___ FRAGMENTO PROPORCIONADO ___
Continúa hablando y menciona el Centro de acogida, donde al parecer 
duerme o es atendido o acude a comer. No le pregunto cuál es la 
naturaleza de su relación con él. Dice algo de los ordenadores 
que tienen allí, pero no acabo de entender a qué se refire, y tampoco le
 pregunto. Reparo en esa circunstancia, la de no animarme a 
preguntarle,  un pormenor sobre el que reflexiono con frecuencia: ¿cabe 
realmente la posibilidad de denominarme escritor si no me interrogo 
constantemente por todo lo que sucede a mi alrededor, y no adquiero la 
predisposición permanente de transformar en materia literaria cualquier 
episodio que me es dado conocer?
___ MATERIAL PROPORCIONADO ___
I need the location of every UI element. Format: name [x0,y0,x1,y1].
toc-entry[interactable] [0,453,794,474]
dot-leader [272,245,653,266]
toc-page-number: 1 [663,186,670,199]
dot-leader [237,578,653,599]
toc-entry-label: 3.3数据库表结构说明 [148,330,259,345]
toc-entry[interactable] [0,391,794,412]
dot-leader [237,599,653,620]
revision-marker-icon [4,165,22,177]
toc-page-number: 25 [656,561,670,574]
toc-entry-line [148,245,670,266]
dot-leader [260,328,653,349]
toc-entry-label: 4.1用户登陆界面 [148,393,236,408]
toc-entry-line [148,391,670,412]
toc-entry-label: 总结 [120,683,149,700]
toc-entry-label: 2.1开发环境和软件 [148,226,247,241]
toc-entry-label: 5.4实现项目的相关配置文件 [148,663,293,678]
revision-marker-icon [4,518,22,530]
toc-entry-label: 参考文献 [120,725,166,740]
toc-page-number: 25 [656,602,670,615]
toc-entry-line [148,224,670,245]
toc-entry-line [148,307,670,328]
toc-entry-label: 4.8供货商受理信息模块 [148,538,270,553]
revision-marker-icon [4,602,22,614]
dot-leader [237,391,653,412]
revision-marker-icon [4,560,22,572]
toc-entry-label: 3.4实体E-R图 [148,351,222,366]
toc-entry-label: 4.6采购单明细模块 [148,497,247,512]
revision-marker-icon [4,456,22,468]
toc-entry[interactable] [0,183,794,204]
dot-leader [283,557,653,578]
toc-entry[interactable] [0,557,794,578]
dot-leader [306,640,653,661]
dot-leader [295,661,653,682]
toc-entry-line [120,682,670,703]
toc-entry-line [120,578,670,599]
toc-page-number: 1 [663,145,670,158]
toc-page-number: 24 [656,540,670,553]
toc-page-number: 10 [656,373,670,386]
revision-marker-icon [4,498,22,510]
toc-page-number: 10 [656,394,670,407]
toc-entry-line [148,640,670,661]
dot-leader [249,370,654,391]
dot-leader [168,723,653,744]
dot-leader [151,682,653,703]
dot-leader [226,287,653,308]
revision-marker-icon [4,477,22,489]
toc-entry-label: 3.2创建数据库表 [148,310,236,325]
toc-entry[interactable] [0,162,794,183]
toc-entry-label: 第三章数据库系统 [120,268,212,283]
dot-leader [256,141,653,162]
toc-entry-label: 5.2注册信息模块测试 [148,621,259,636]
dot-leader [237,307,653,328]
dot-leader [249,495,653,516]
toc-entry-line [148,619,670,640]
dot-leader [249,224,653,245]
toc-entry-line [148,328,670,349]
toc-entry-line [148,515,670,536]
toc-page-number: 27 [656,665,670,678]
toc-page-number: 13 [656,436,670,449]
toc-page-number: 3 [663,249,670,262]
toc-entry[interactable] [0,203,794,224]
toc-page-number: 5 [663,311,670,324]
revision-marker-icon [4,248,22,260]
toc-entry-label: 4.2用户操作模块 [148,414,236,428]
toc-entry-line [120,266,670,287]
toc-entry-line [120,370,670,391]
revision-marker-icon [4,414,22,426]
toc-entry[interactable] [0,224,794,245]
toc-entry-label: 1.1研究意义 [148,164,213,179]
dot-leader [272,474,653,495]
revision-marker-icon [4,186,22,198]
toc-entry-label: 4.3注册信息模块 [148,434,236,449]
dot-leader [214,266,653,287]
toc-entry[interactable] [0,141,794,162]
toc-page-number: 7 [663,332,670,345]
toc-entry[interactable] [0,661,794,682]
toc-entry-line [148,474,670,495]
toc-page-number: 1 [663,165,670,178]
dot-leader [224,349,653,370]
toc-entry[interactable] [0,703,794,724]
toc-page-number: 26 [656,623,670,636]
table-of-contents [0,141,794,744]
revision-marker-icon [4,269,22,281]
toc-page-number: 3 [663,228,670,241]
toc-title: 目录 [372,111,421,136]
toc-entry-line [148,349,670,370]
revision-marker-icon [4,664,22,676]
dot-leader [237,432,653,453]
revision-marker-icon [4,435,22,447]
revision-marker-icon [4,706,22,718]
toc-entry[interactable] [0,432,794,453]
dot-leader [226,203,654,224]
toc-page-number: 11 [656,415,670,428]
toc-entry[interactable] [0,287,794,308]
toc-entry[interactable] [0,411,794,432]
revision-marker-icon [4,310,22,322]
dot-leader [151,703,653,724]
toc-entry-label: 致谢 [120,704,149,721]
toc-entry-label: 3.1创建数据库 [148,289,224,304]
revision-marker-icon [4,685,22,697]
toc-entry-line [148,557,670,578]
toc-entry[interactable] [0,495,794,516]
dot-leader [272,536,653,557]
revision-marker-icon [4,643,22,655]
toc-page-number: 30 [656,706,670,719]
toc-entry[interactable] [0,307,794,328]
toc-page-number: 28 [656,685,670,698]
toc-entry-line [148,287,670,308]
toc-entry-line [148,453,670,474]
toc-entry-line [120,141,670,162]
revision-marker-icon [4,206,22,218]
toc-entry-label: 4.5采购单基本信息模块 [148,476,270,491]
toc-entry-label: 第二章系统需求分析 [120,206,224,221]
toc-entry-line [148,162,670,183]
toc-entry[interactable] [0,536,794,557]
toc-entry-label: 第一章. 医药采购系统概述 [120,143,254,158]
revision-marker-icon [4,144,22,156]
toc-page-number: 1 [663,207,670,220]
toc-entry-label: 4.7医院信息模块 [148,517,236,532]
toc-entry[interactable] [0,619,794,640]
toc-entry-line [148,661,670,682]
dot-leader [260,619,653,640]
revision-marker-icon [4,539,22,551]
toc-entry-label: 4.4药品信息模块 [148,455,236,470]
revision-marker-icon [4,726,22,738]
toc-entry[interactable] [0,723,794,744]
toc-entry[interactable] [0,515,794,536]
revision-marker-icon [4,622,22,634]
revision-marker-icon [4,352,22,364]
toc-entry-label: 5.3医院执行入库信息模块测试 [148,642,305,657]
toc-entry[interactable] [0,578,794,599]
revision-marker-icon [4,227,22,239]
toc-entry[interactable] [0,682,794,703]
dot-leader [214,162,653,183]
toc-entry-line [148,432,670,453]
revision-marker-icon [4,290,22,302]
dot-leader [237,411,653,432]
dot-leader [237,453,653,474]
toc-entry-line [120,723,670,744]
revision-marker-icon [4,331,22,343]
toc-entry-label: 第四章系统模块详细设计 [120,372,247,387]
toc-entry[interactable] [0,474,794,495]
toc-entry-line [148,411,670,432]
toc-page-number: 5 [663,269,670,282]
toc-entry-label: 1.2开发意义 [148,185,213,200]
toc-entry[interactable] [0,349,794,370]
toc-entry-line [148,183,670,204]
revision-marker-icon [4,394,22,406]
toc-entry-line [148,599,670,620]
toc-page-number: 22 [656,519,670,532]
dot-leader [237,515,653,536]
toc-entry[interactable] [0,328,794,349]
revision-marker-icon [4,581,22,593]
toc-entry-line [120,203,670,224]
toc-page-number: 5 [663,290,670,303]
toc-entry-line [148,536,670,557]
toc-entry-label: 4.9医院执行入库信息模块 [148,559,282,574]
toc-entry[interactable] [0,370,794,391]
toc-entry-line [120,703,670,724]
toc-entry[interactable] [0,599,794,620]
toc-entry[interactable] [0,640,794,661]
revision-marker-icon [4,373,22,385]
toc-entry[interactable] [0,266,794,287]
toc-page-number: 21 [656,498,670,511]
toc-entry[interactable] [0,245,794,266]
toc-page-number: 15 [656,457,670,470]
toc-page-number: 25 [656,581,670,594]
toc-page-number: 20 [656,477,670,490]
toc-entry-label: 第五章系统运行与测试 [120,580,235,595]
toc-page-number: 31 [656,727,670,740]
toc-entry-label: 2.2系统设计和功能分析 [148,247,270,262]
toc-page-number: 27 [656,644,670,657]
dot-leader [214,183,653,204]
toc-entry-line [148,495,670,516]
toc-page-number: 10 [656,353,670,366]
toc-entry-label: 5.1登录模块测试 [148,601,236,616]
___
### TAREAS
1. Transcribe del fragmento el pasaje que empieza en las palabras "Continúa hablando y" y termina después de "es dado conocer?".
2. Según el fragmento, ¿qué lugar menciona la persona con quien habla quien narra?
3. Enumera todo lo que, según el fragmento, esa persona al parecer hace en el Centro de acogida.

### RESPUESTAS EN ORDEN
1.
Continúa hablando y menciona el Centro de acogida, donde al parecer 
duerme o es atendido o acude a comer. No le pregunto cuál es la 
naturaleza de su relación con él. Dice algo de los ordenadores 
que tienen allí, pero no acabo de entender a qué se refire, y tampoco le
 pregunto. Reparo en esa circunstancia, la de no animarme a 
preguntarle,  un pormenor sobre el que reflexiono con frecuencia: ¿cabe 
realmente la posibilidad de denominarme escritor si no me interrogo 
constantemente por todo lo que sucede a mi alrededor, y no adquiero la 
predisposición permanente de transformar en materia literaria cualquier 
episodio que me es dado conocer?

2. El Centro de acogida.

3. Dormir, recibir atención y acudir a comer.